==== Extracted records

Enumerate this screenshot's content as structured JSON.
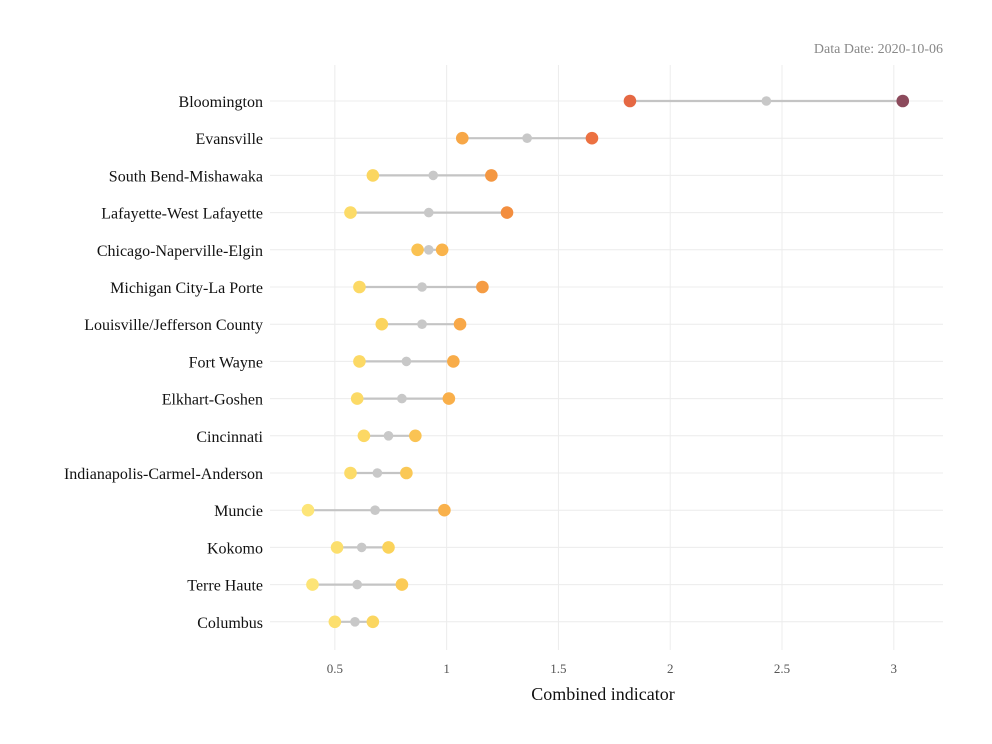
{
  "chart_data": {
    "type": "dumbbell",
    "annotation": "Data Date: 2020-10-06",
    "xlabel": "Combined indicator",
    "ylabel": "",
    "xlim": [
      0.21,
      3.22
    ],
    "xticks": [
      0.5,
      1,
      1.5,
      2,
      2.5,
      3
    ],
    "xtick_labels": [
      "0.5",
      "1",
      "1.5",
      "2",
      "2.5",
      "3"
    ],
    "grid": true,
    "colors": {
      "segment": "#c4c4c4",
      "middle": "#c8c8c8",
      "grid": "#ececec",
      "scale": [
        "#fde77a",
        "#fbd25a",
        "#f9b04a",
        "#f28a3e",
        "#ea6a42",
        "#8c4a5c"
      ]
    },
    "categories": [
      "Bloomington",
      "Evansville",
      "South Bend-Mishawaka",
      "Lafayette-West Lafayette",
      "Chicago-Naperville-Elgin",
      "Michigan City-La Porte",
      "Louisville/Jefferson County",
      "Fort Wayne",
      "Elkhart-Goshen",
      "Cincinnati",
      "Indianapolis-Carmel-Anderson",
      "Muncie",
      "Kokomo",
      "Terre Haute",
      "Columbus"
    ],
    "series": [
      {
        "values": [
          1.82,
          1.07,
          0.67,
          0.57,
          0.87,
          0.61,
          0.71,
          0.61,
          0.6,
          0.63,
          0.57,
          0.38,
          0.51,
          0.4,
          0.5
        ]
      },
      {
        "values": [
          2.43,
          1.36,
          0.94,
          0.92,
          0.92,
          0.89,
          0.89,
          0.82,
          0.8,
          0.74,
          0.69,
          0.68,
          0.62,
          0.6,
          0.59
        ]
      },
      {
        "values": [
          3.04,
          1.65,
          1.2,
          1.27,
          0.98,
          1.16,
          1.06,
          1.03,
          1.01,
          0.86,
          0.82,
          0.99,
          0.74,
          0.8,
          0.67
        ]
      }
    ]
  }
}
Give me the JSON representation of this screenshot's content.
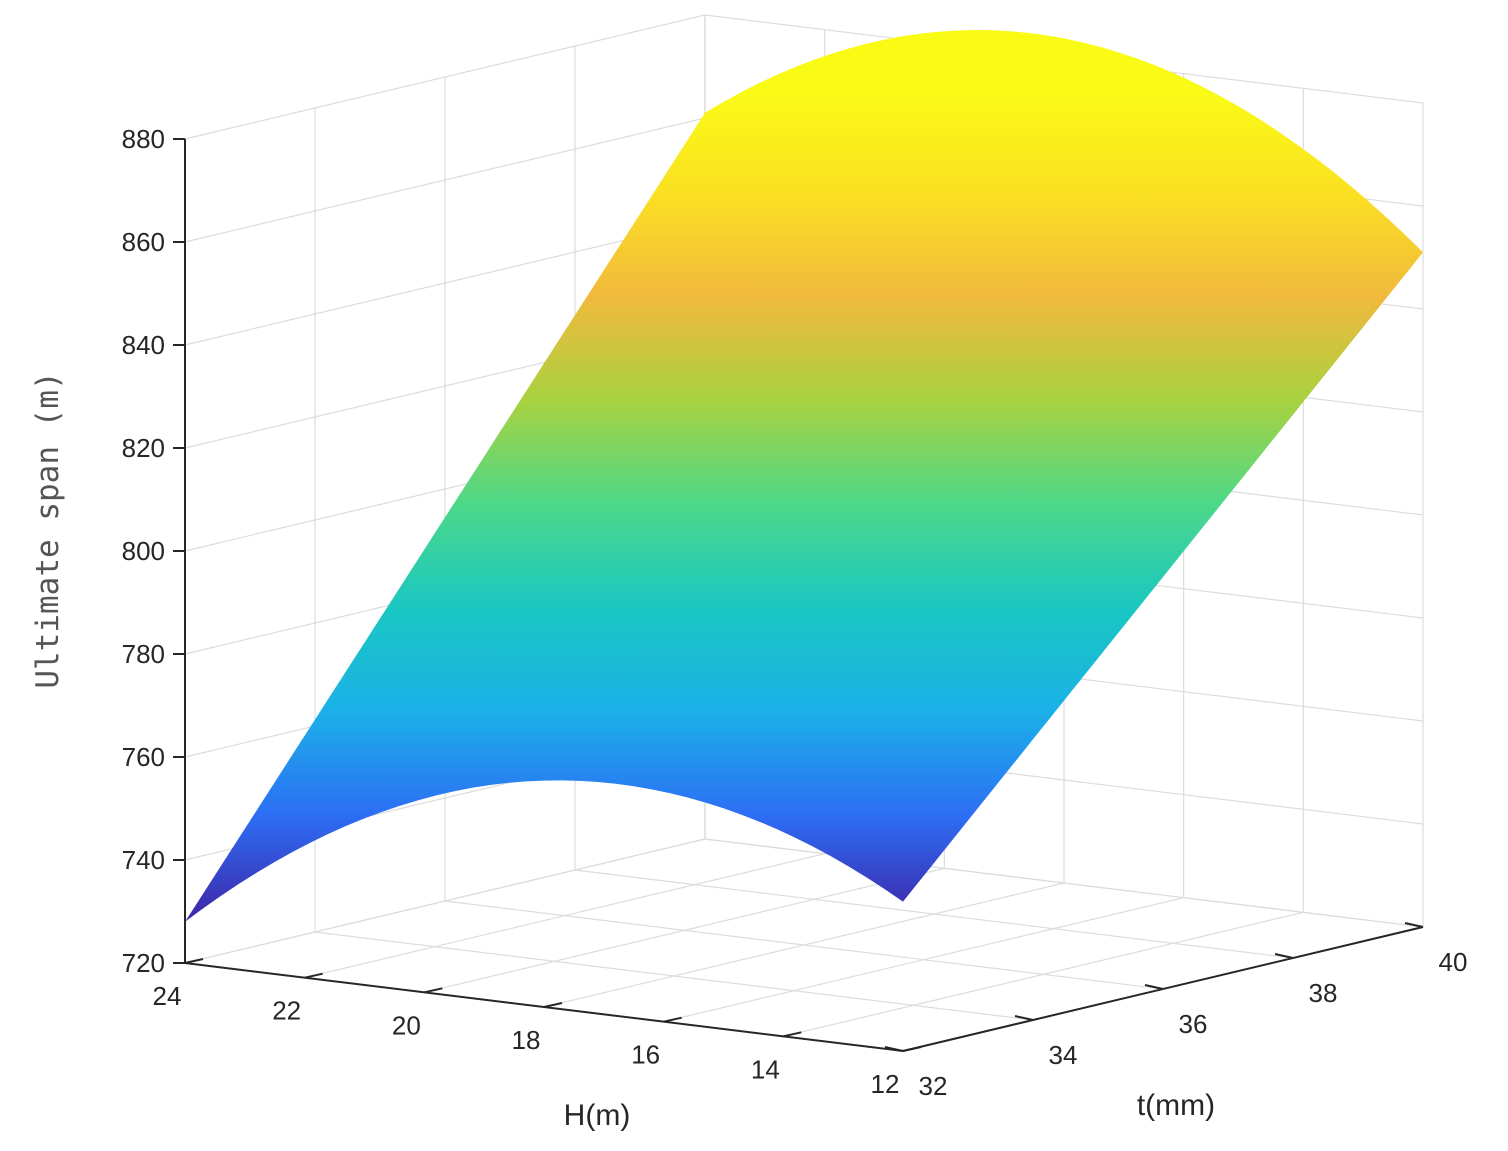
{
  "chart_data": {
    "type": "surface",
    "title": "",
    "xlabel": "H(m)",
    "ylabel": "t(mm)",
    "zlabel": "Ultimate span (m)",
    "x_ticks": [
      24,
      22,
      20,
      18,
      16,
      14,
      12
    ],
    "y_ticks": [
      32,
      34,
      36,
      38,
      40
    ],
    "z_ticks": [
      720,
      740,
      760,
      780,
      800,
      820,
      840,
      860,
      880
    ],
    "xlim": [
      12,
      24
    ],
    "ylim": [
      32,
      40
    ],
    "zlim": [
      720,
      880
    ],
    "grid": true,
    "colormap": [
      "#3e26a8",
      "#2d6df4",
      "#1bb0e8",
      "#1ac7c2",
      "#4cd88a",
      "#a8d240",
      "#f0b93c",
      "#fbe022",
      "#f9fb15"
    ],
    "corners": [
      {
        "H": 24,
        "t": 32,
        "span": 728
      },
      {
        "H": 12,
        "t": 32,
        "span": 749
      },
      {
        "H": 24,
        "t": 40,
        "span": 861
      },
      {
        "H": 12,
        "t": 40,
        "span": 851
      }
    ],
    "edge_peaks": [
      {
        "t": 32,
        "H": 16.5,
        "span": 765
      },
      {
        "t": 40,
        "H": 18.0,
        "span": 884
      }
    ]
  }
}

========

To do => Scan the material and collect every line that contains "this".

Solution below =>
Enumerate this screenshot's content as structured JSON.
Give me the JSON representation of this screenshot's content.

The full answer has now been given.